### Given request
Filter the listing below, copying every line in which the word "Ctrl" appears.

START

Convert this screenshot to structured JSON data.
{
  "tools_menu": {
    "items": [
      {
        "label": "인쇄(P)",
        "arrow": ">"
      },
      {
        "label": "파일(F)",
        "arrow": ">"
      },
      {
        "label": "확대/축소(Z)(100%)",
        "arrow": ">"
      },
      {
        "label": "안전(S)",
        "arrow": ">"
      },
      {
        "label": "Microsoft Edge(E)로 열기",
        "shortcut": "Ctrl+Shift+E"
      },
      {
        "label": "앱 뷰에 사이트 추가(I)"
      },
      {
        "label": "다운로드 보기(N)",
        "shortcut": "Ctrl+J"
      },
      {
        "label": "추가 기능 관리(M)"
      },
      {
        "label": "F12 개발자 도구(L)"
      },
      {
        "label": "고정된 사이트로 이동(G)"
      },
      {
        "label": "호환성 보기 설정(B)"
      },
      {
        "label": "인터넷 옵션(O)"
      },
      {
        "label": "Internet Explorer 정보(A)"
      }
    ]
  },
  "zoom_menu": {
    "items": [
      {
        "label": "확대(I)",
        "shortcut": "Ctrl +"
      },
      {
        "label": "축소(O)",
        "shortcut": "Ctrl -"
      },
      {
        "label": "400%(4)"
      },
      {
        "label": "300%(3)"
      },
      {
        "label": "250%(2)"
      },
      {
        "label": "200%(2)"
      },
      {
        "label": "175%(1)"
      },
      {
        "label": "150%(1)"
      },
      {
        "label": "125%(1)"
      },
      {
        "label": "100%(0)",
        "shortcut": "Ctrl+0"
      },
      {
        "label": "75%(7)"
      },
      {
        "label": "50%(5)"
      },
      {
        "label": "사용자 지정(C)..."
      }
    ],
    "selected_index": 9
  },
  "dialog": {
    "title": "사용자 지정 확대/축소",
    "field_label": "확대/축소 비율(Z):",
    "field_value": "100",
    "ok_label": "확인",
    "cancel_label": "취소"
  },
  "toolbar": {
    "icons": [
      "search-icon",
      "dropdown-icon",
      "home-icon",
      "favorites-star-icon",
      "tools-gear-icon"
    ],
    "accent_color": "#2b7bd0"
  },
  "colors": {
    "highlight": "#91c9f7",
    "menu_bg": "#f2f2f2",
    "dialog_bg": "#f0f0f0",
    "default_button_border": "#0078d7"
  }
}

END

### Result of this task
        "shortcut": "Ctrl+Shift+E"
        "shortcut": "Ctrl+J"
        "shortcut": "Ctrl +"
        "shortcut": "Ctrl -"
        "shortcut": "Ctrl+0"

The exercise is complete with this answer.